**Material for this exercise**
(begin)
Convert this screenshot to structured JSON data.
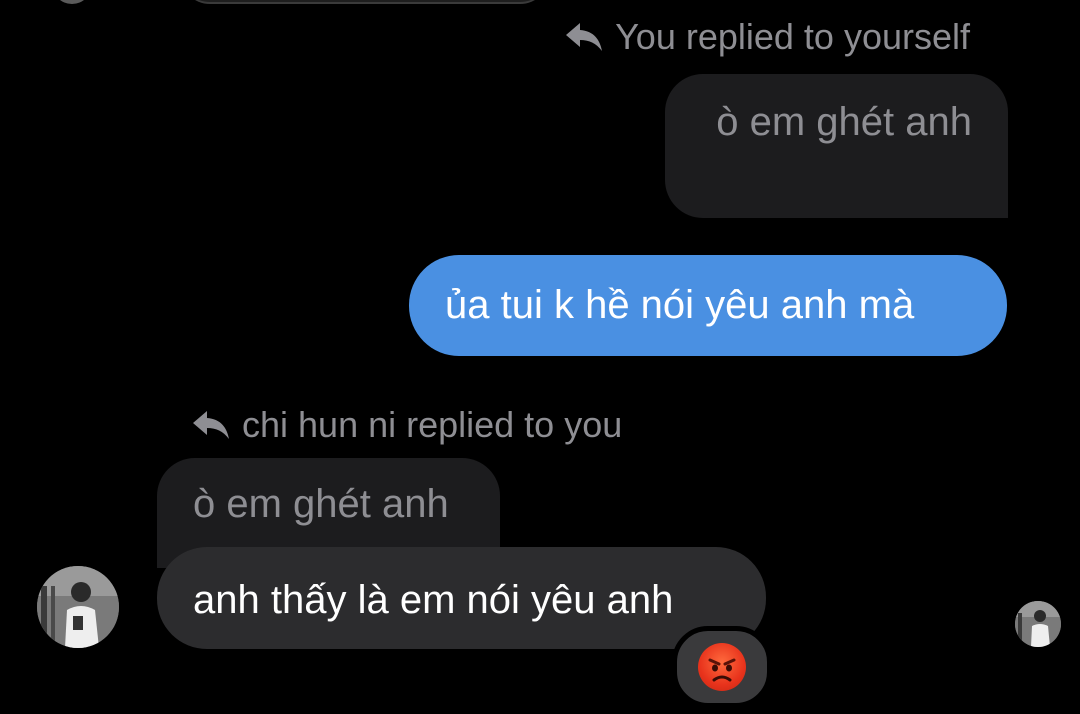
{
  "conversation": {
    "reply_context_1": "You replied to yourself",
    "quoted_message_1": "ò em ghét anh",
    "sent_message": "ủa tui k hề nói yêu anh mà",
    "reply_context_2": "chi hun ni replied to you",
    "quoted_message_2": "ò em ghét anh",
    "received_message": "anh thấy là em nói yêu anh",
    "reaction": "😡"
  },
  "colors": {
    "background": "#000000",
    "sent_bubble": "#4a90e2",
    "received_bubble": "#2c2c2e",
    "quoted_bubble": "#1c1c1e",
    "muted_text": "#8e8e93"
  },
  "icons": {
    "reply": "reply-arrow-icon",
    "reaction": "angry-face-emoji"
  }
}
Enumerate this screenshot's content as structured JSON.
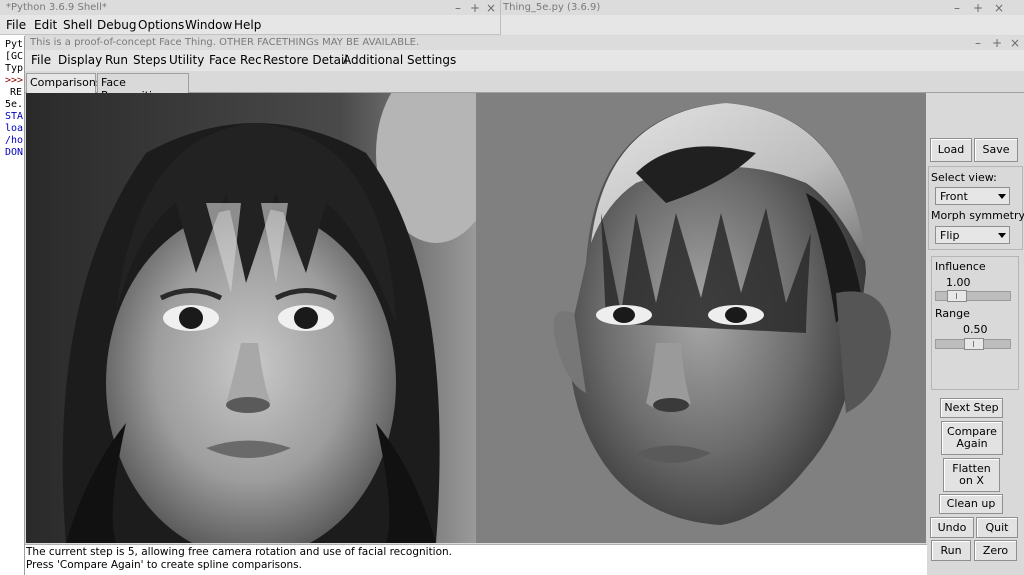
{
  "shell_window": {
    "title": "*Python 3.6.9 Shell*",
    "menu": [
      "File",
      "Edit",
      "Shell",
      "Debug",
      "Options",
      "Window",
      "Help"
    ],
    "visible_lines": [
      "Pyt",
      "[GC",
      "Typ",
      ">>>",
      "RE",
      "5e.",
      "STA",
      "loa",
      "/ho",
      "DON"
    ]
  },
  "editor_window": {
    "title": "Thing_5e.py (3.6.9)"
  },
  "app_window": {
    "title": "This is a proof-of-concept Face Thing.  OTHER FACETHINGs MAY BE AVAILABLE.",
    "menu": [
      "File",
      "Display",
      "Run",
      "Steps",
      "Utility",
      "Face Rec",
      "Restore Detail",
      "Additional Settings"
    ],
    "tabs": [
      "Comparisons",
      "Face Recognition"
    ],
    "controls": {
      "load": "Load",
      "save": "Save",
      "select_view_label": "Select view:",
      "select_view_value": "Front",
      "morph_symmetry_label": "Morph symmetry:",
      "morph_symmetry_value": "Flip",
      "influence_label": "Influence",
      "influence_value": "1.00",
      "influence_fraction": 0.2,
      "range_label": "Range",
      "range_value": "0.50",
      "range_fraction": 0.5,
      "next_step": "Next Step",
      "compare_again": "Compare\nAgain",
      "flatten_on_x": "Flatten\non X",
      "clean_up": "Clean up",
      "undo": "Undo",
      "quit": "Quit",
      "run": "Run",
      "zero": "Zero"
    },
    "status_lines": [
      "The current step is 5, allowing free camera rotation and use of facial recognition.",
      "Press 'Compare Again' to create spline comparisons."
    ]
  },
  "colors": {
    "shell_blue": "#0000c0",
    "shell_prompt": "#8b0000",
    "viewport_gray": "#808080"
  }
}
(end)
(begin)
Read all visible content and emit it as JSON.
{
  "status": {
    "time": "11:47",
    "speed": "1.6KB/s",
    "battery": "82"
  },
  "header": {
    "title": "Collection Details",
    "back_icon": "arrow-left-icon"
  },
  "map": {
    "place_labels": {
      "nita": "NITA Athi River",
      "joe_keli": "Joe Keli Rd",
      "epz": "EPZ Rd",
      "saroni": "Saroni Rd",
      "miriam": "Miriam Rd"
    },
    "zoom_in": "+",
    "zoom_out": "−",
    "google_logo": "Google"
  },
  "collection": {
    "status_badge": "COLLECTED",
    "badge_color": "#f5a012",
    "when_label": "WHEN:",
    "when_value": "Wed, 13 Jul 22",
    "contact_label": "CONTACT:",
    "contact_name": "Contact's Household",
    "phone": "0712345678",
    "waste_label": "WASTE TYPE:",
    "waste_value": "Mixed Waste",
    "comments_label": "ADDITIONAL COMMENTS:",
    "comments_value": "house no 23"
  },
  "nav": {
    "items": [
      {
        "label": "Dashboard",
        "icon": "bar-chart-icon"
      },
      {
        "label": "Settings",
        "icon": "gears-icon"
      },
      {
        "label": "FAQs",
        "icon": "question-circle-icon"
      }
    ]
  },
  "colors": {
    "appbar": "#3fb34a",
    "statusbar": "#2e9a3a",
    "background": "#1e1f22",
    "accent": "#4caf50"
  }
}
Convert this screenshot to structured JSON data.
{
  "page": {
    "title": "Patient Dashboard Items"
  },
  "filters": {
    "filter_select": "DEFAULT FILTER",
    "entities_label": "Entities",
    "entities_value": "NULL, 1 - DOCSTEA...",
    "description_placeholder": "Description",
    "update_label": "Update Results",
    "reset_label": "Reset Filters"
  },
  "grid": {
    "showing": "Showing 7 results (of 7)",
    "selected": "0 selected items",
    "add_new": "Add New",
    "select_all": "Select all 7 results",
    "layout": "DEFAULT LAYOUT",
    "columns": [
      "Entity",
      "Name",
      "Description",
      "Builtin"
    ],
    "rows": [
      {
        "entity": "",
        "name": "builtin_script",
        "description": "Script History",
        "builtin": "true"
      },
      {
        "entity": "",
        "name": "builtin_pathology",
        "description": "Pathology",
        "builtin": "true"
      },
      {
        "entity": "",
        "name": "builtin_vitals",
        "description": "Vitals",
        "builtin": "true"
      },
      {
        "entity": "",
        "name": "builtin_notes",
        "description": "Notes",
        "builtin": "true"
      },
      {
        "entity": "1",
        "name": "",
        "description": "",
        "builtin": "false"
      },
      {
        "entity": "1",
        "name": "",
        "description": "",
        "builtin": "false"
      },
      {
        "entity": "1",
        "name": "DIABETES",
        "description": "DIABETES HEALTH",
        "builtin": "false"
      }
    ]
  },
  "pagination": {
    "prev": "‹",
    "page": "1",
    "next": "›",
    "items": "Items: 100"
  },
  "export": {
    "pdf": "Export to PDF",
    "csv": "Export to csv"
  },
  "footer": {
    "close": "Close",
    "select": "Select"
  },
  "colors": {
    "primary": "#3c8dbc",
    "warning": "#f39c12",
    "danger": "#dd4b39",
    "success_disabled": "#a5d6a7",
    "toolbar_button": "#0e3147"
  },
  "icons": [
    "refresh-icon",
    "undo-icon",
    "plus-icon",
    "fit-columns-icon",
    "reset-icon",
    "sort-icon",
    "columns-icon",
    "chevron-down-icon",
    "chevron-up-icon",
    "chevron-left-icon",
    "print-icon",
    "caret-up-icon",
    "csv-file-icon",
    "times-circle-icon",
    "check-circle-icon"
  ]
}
(end)
**Request**
Return each line in the records that holds the string "reaction".

**Solution for this problem**
    "reaction": "😡"
    "reaction": "angry-face-emoji"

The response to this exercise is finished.